[start WORKING DATA]
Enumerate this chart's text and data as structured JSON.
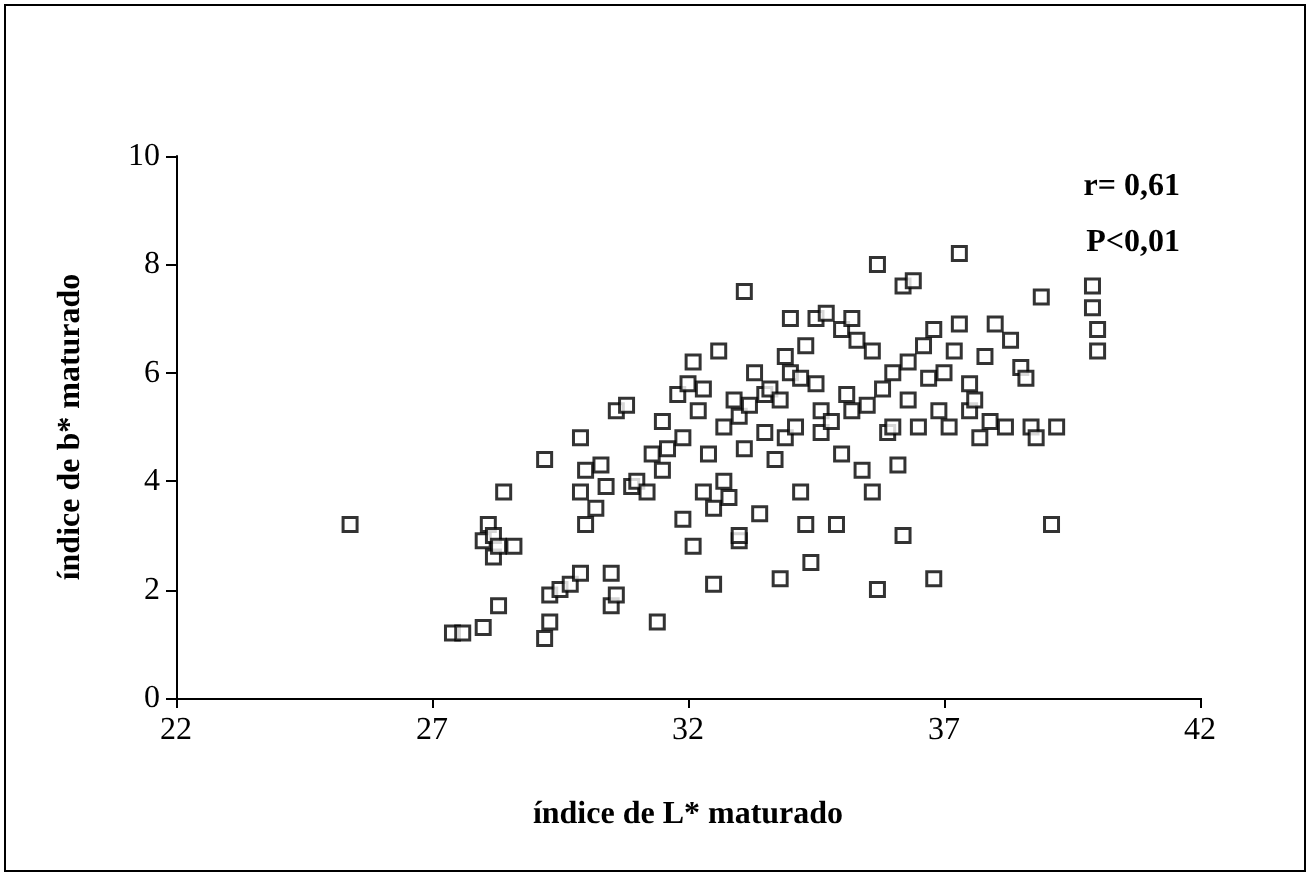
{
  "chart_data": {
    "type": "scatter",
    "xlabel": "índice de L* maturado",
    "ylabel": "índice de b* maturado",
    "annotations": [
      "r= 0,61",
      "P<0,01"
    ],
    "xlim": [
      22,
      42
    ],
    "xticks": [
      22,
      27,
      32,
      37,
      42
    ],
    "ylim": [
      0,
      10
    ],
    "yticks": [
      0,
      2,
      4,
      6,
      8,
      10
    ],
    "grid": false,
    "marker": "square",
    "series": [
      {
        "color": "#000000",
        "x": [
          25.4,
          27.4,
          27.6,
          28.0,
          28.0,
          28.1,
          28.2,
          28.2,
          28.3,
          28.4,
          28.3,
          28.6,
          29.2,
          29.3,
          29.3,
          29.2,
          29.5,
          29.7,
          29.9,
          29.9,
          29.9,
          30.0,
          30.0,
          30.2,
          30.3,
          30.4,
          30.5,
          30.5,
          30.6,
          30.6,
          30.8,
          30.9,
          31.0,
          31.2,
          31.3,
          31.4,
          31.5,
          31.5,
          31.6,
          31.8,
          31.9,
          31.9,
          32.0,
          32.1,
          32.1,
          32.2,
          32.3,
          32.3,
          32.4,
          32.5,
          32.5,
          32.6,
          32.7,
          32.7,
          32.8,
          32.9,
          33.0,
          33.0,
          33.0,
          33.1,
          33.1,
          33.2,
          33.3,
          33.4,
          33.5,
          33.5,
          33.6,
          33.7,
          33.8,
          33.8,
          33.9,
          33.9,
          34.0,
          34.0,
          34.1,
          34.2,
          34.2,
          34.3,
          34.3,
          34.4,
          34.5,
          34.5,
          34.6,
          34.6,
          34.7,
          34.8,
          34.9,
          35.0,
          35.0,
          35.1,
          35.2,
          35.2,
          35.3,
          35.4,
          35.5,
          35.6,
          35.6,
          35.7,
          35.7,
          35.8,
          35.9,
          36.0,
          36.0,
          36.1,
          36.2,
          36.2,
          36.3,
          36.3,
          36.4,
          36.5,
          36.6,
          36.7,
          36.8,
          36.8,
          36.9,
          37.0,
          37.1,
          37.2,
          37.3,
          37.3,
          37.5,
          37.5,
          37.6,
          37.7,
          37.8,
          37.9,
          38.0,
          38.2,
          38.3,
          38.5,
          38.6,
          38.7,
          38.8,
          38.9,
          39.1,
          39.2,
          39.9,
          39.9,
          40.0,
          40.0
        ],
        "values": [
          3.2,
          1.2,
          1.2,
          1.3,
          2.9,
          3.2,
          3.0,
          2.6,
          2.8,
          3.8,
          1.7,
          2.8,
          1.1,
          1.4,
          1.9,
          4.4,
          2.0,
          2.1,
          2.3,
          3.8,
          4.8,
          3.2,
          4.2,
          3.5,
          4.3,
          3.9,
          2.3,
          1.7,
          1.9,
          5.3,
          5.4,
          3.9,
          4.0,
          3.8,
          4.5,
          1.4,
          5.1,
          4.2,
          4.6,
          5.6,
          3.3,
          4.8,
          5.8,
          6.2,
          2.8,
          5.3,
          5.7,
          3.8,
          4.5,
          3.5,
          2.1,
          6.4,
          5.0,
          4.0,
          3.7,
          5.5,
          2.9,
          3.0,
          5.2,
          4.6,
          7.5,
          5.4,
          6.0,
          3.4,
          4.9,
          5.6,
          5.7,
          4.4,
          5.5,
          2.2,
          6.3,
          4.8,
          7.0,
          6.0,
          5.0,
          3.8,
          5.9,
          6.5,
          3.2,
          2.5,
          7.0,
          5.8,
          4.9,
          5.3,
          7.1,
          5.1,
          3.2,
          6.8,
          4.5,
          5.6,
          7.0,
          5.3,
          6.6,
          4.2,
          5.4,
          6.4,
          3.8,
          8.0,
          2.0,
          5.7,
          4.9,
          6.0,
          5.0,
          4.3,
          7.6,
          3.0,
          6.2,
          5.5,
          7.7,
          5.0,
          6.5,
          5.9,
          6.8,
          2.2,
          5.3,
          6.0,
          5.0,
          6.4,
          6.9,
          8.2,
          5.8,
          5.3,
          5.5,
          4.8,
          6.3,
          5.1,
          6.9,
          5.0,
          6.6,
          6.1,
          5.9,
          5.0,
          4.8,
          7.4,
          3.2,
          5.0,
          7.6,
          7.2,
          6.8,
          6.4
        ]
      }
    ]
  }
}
[end WORKING DATA]
→ **TASK OBJECTIVE**: Output the entries above exactly. Drop the pictures.

→ **TASK RESULT**:
Enumerate this chart's text and data as structured JSON.
{
  "chart_data": {
    "type": "scatter",
    "xlabel": "índice de L* maturado",
    "ylabel": "índice de b* maturado",
    "annotations": [
      "r= 0,61",
      "P<0,01"
    ],
    "xlim": [
      22,
      42
    ],
    "xticks": [
      22,
      27,
      32,
      37,
      42
    ],
    "ylim": [
      0,
      10
    ],
    "yticks": [
      0,
      2,
      4,
      6,
      8,
      10
    ],
    "grid": false,
    "marker": "square",
    "series": [
      {
        "color": "#000000",
        "x": [
          25.4,
          27.4,
          27.6,
          28.0,
          28.0,
          28.1,
          28.2,
          28.2,
          28.3,
          28.4,
          28.3,
          28.6,
          29.2,
          29.3,
          29.3,
          29.2,
          29.5,
          29.7,
          29.9,
          29.9,
          29.9,
          30.0,
          30.0,
          30.2,
          30.3,
          30.4,
          30.5,
          30.5,
          30.6,
          30.6,
          30.8,
          30.9,
          31.0,
          31.2,
          31.3,
          31.4,
          31.5,
          31.5,
          31.6,
          31.8,
          31.9,
          31.9,
          32.0,
          32.1,
          32.1,
          32.2,
          32.3,
          32.3,
          32.4,
          32.5,
          32.5,
          32.6,
          32.7,
          32.7,
          32.8,
          32.9,
          33.0,
          33.0,
          33.0,
          33.1,
          33.1,
          33.2,
          33.3,
          33.4,
          33.5,
          33.5,
          33.6,
          33.7,
          33.8,
          33.8,
          33.9,
          33.9,
          34.0,
          34.0,
          34.1,
          34.2,
          34.2,
          34.3,
          34.3,
          34.4,
          34.5,
          34.5,
          34.6,
          34.6,
          34.7,
          34.8,
          34.9,
          35.0,
          35.0,
          35.1,
          35.2,
          35.2,
          35.3,
          35.4,
          35.5,
          35.6,
          35.6,
          35.7,
          35.7,
          35.8,
          35.9,
          36.0,
          36.0,
          36.1,
          36.2,
          36.2,
          36.3,
          36.3,
          36.4,
          36.5,
          36.6,
          36.7,
          36.8,
          36.8,
          36.9,
          37.0,
          37.1,
          37.2,
          37.3,
          37.3,
          37.5,
          37.5,
          37.6,
          37.7,
          37.8,
          37.9,
          38.0,
          38.2,
          38.3,
          38.5,
          38.6,
          38.7,
          38.8,
          38.9,
          39.1,
          39.2,
          39.9,
          39.9,
          40.0,
          40.0
        ],
        "values": [
          3.2,
          1.2,
          1.2,
          1.3,
          2.9,
          3.2,
          3.0,
          2.6,
          2.8,
          3.8,
          1.7,
          2.8,
          1.1,
          1.4,
          1.9,
          4.4,
          2.0,
          2.1,
          2.3,
          3.8,
          4.8,
          3.2,
          4.2,
          3.5,
          4.3,
          3.9,
          2.3,
          1.7,
          1.9,
          5.3,
          5.4,
          3.9,
          4.0,
          3.8,
          4.5,
          1.4,
          5.1,
          4.2,
          4.6,
          5.6,
          3.3,
          4.8,
          5.8,
          6.2,
          2.8,
          5.3,
          5.7,
          3.8,
          4.5,
          3.5,
          2.1,
          6.4,
          5.0,
          4.0,
          3.7,
          5.5,
          2.9,
          3.0,
          5.2,
          4.6,
          7.5,
          5.4,
          6.0,
          3.4,
          4.9,
          5.6,
          5.7,
          4.4,
          5.5,
          2.2,
          6.3,
          4.8,
          7.0,
          6.0,
          5.0,
          3.8,
          5.9,
          6.5,
          3.2,
          2.5,
          7.0,
          5.8,
          4.9,
          5.3,
          7.1,
          5.1,
          3.2,
          6.8,
          4.5,
          5.6,
          7.0,
          5.3,
          6.6,
          4.2,
          5.4,
          6.4,
          3.8,
          8.0,
          2.0,
          5.7,
          4.9,
          6.0,
          5.0,
          4.3,
          7.6,
          3.0,
          6.2,
          5.5,
          7.7,
          5.0,
          6.5,
          5.9,
          6.8,
          2.2,
          5.3,
          6.0,
          5.0,
          6.4,
          6.9,
          8.2,
          5.8,
          5.3,
          5.5,
          4.8,
          6.3,
          5.1,
          6.9,
          5.0,
          6.6,
          6.1,
          5.9,
          5.0,
          4.8,
          7.4,
          3.2,
          5.0,
          7.6,
          7.2,
          6.8,
          6.4
        ]
      }
    ]
  }
}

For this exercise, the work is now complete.